Stored records:
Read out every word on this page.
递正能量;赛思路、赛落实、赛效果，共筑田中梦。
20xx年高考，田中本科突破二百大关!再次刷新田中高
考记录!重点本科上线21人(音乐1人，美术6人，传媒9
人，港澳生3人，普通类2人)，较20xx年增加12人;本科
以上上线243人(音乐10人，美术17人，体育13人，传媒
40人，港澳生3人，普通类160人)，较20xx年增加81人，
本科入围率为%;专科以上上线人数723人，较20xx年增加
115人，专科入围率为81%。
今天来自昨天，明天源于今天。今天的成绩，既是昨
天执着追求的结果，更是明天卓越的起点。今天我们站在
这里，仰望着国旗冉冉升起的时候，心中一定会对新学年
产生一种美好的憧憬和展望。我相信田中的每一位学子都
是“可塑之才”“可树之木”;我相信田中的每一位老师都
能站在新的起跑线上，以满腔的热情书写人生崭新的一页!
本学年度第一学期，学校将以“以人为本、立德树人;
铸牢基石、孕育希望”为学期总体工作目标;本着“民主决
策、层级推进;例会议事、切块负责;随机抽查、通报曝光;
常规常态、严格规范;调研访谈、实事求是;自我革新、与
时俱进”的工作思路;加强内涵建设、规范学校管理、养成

### Exercise details
Write out the whole listing again, exactly as it stands.

### The solution
Read out every word on this page.
递正能量;赛思路、赛落实、赛效果，共筑田中梦。
20xx年高考，田中本科突破二百大关!再次刷新田中高
考记录!重点本科上线21人(音乐1人，美术6人，传媒9
人，港澳生3人，普通类2人)，较20xx年增加12人;本科
以上上线243人(音乐10人，美术17人，体育13人，传媒
40人，港澳生3人，普通类160人)，较20xx年增加81人，
本科入围率为%;专科以上上线人数723人，较20xx年增加
115人，专科入围率为81%。
今天来自昨天，明天源于今天。今天的成绩，既是昨
天执着追求的结果，更是明天卓越的起点。今天我们站在
这里，仰望着国旗冉冉升起的时候，心中一定会对新学年
产生一种美好的憧憬和展望。我相信田中的每一位学子都
是“可塑之才”“可树之木”;我相信田中的每一位老师都
能站在新的起跑线上，以满腔的热情书写人生崭新的一页!
本学年度第一学期，学校将以“以人为本、立德树人;
铸牢基石、孕育希望”为学期总体工作目标;本着“民主决
策、层级推进;例会议事、切块负责;随机抽查、通报曝光;
常规常态、严格规范;调研访谈、实事求是;自我革新、与
时俱进”的工作思路;加强内涵建设、规范学校管理、养成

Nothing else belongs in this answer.